WHAT IS REQUIRED:
Leave out the pictures; transcribe all else exactly.

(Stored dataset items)
-*-*-

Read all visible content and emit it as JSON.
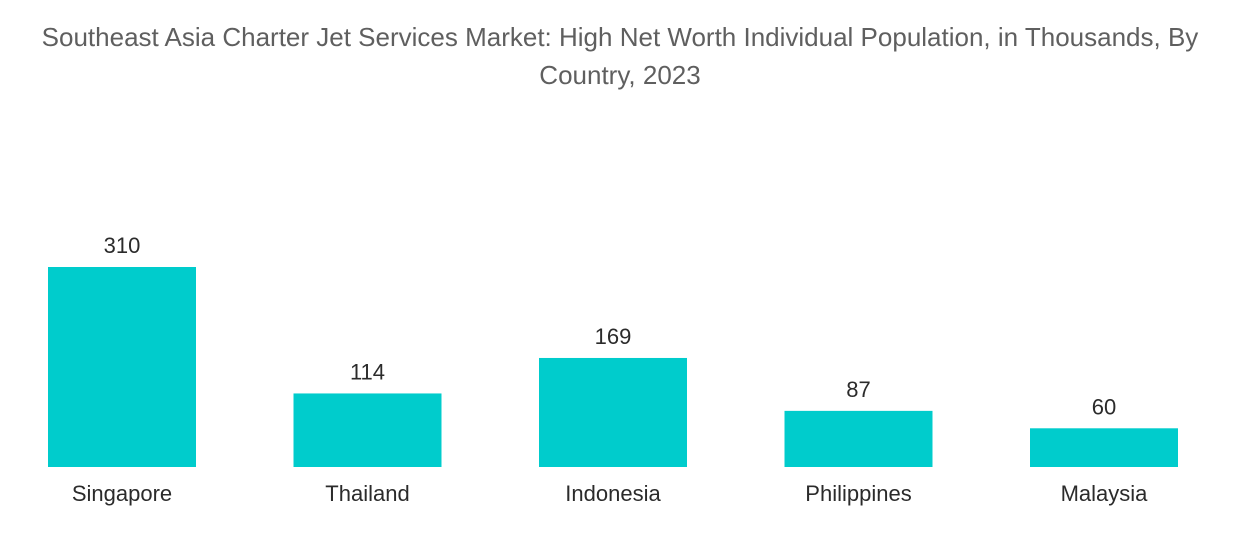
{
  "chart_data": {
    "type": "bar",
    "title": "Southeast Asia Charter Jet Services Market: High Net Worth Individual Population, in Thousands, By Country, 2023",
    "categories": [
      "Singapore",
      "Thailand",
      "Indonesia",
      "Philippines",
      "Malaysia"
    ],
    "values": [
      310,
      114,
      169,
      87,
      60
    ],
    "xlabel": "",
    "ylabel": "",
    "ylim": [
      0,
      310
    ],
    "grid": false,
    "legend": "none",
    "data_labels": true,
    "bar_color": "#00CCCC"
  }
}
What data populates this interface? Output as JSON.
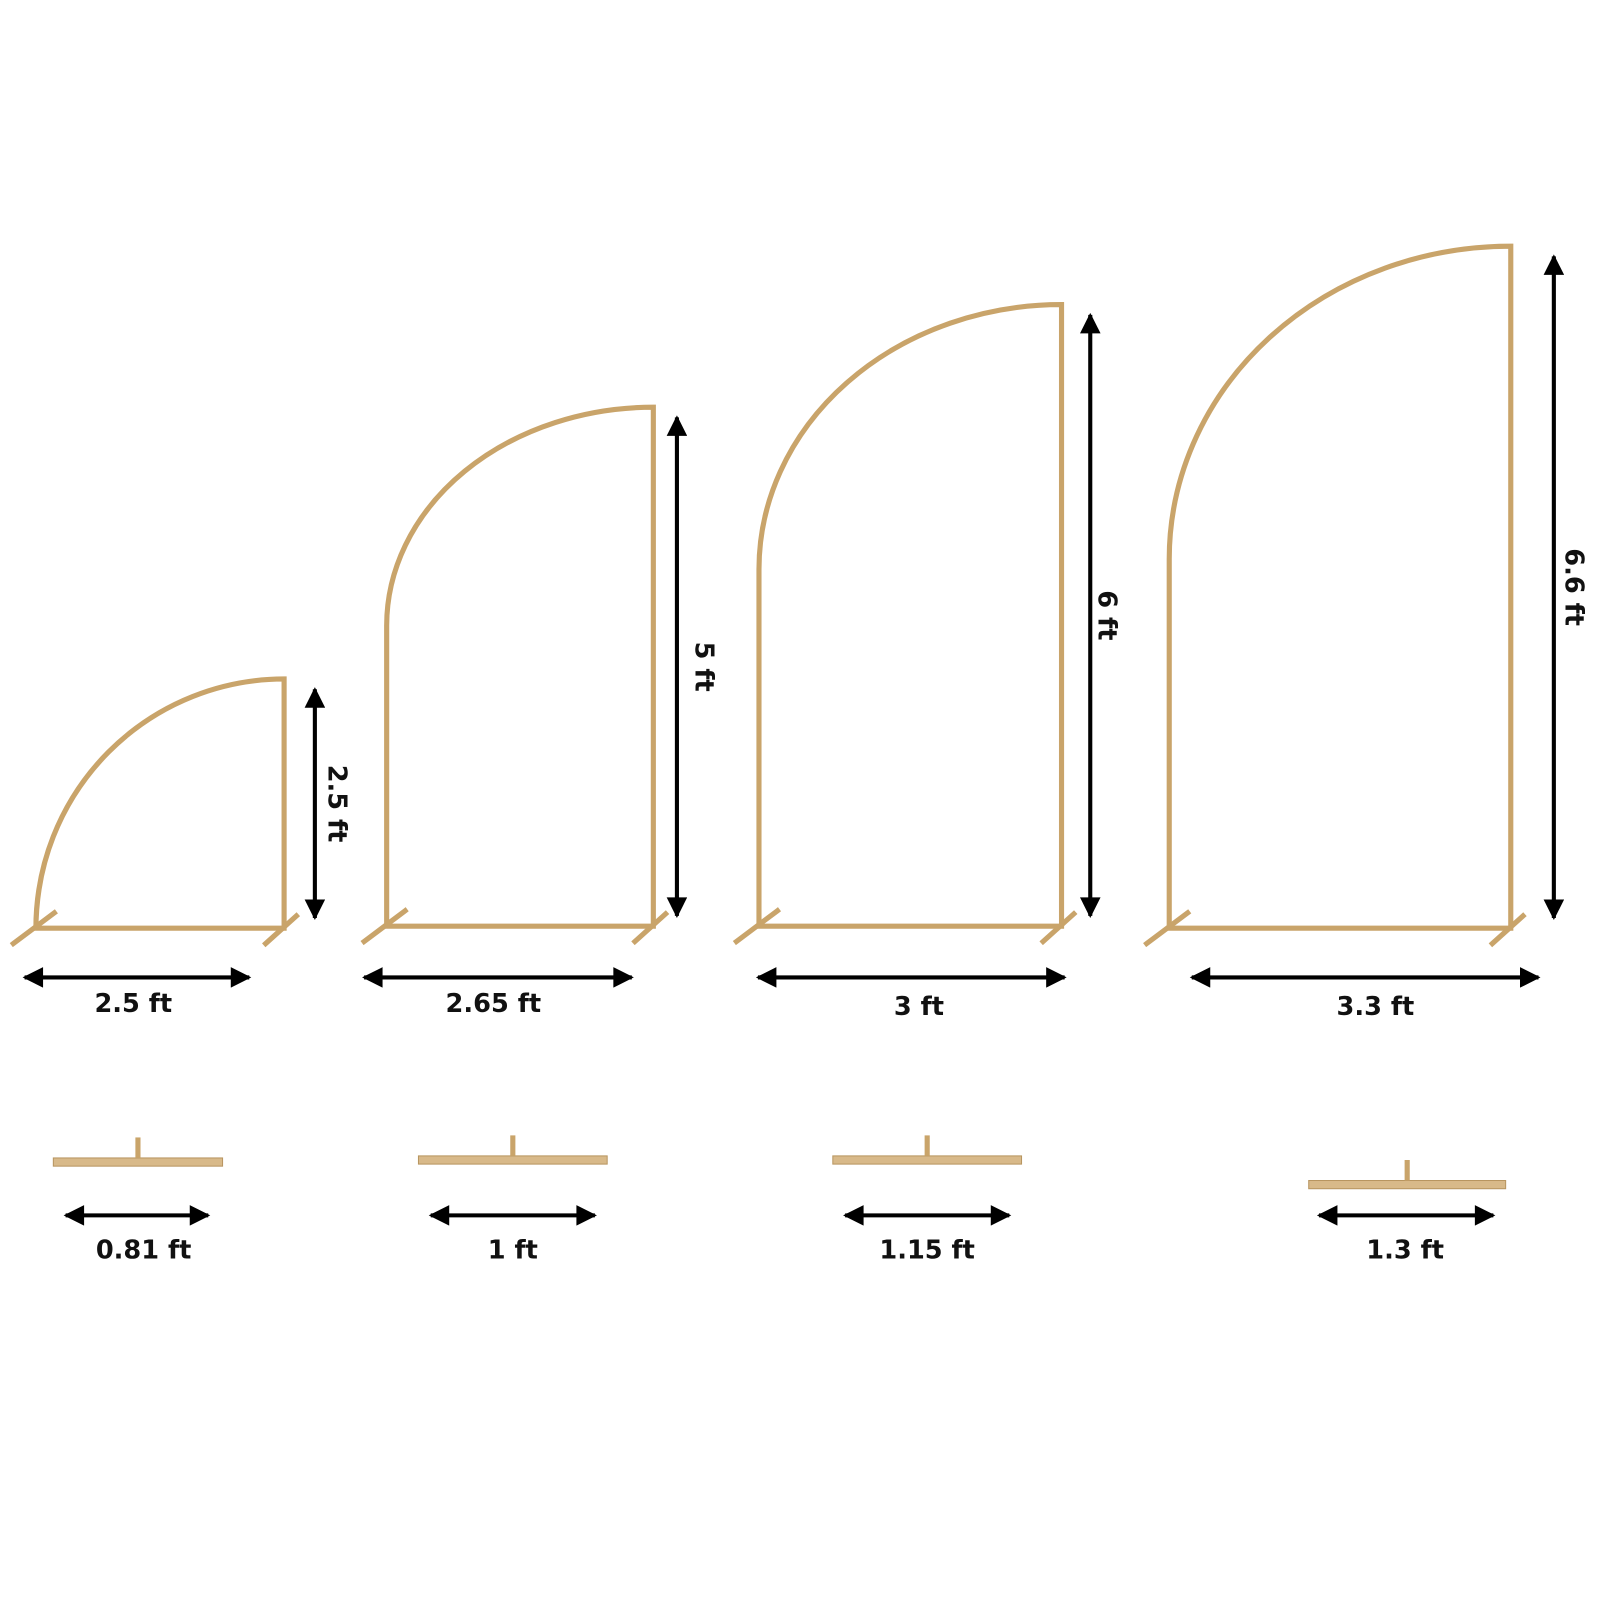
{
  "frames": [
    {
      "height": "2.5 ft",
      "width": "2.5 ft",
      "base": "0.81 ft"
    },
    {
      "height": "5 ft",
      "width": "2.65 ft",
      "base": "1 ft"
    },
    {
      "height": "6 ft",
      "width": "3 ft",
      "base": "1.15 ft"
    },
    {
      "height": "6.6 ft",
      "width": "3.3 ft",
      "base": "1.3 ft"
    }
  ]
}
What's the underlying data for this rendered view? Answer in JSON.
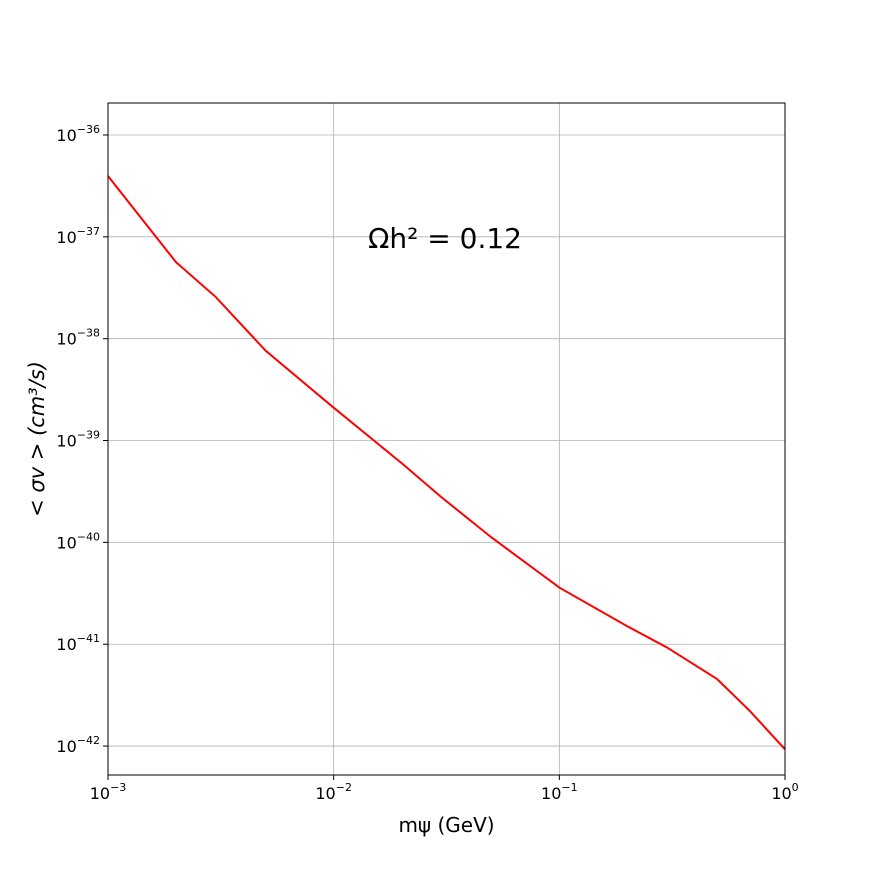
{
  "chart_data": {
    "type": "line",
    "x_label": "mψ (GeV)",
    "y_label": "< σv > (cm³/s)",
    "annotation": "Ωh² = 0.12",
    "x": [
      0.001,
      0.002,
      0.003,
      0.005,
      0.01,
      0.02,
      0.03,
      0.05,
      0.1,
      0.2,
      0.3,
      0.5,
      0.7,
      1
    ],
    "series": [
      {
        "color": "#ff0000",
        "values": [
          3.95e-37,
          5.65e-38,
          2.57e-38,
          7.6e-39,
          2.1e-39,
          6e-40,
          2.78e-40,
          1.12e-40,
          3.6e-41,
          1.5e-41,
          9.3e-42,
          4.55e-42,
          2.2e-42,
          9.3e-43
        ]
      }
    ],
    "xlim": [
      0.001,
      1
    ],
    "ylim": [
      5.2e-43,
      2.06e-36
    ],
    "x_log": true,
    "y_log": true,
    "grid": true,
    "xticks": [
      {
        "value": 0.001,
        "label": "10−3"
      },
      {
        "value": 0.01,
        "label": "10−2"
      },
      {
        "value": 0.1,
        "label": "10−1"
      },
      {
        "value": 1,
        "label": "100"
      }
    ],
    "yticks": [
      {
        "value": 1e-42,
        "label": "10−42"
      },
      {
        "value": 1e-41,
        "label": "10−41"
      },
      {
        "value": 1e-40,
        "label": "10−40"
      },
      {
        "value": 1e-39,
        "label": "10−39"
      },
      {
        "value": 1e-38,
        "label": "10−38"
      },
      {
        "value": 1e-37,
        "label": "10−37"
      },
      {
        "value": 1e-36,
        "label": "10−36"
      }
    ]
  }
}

-*-*-

WRITTEN SOLUTION:
Read all visible content and emit it as JSON.
{
  "chart_data": {
    "type": "bar",
    "title": "Southeast Asia Charter Jet Services Market: High Net Worth Individual Population, in Thousands, By Country, 2023",
    "categories": [
      "Singapore",
      "Thailand",
      "Indonesia",
      "Philippines",
      "Malaysia"
    ],
    "values": [
      310,
      114,
      169,
      87,
      60
    ],
    "xlabel": "",
    "ylabel": "",
    "ylim": [
      0,
      310
    ],
    "grid": false,
    "legend": "none",
    "data_labels": true,
    "bar_color": "#00CCCC"
  }
}
What data populates this interface? Output as JSON.
{
  "frames": [
    {
      "height": "2.5 ft",
      "width": "2.5 ft",
      "base": "0.81 ft"
    },
    {
      "height": "5 ft",
      "width": "2.65 ft",
      "base": "1 ft"
    },
    {
      "height": "6 ft",
      "width": "3 ft",
      "base": "1.15 ft"
    },
    {
      "height": "6.6 ft",
      "width": "3.3 ft",
      "base": "1.3 ft"
    }
  ]
}
What's the underlying data for this rendered view? Answer in JSON.
{
  "chart_data": {
    "type": "line",
    "x_label": "mψ (GeV)",
    "y_label": "< σv > (cm³/s)",
    "annotation": "Ωh² = 0.12",
    "x": [
      0.001,
      0.002,
      0.003,
      0.005,
      0.01,
      0.02,
      0.03,
      0.05,
      0.1,
      0.2,
      0.3,
      0.5,
      0.7,
      1
    ],
    "series": [
      {
        "color": "#ff0000",
        "values": [
          3.95e-37,
          5.65e-38,
          2.57e-38,
          7.6e-39,
          2.1e-39,
          6e-40,
          2.78e-40,
          1.12e-40,
          3.6e-41,
          1.5e-41,
          9.3e-42,
          4.55e-42,
          2.2e-42,
          9.3e-43
        ]
      }
    ],
    "xlim": [
      0.001,
      1
    ],
    "ylim": [
      5.2e-43,
      2.06e-36
    ],
    "x_log": true,
    "y_log": true,
    "grid": true,
    "xticks": [
      {
        "value": 0.001,
        "label": "10−3"
      },
      {
        "value": 0.01,
        "label": "10−2"
      },
      {
        "value": 0.1,
        "label": "10−1"
      },
      {
        "value": 1,
        "label": "100"
      }
    ],
    "yticks": [
      {
        "value": 1e-42,
        "label": "10−42"
      },
      {
        "value": 1e-41,
        "label": "10−41"
      },
      {
        "value": 1e-40,
        "label": "10−40"
      },
      {
        "value": 1e-39,
        "label": "10−39"
      },
      {
        "value": 1e-38,
        "label": "10−38"
      },
      {
        "value": 1e-37,
        "label": "10−37"
      },
      {
        "value": 1e-36,
        "label": "10−36"
      }
    ]
  }
}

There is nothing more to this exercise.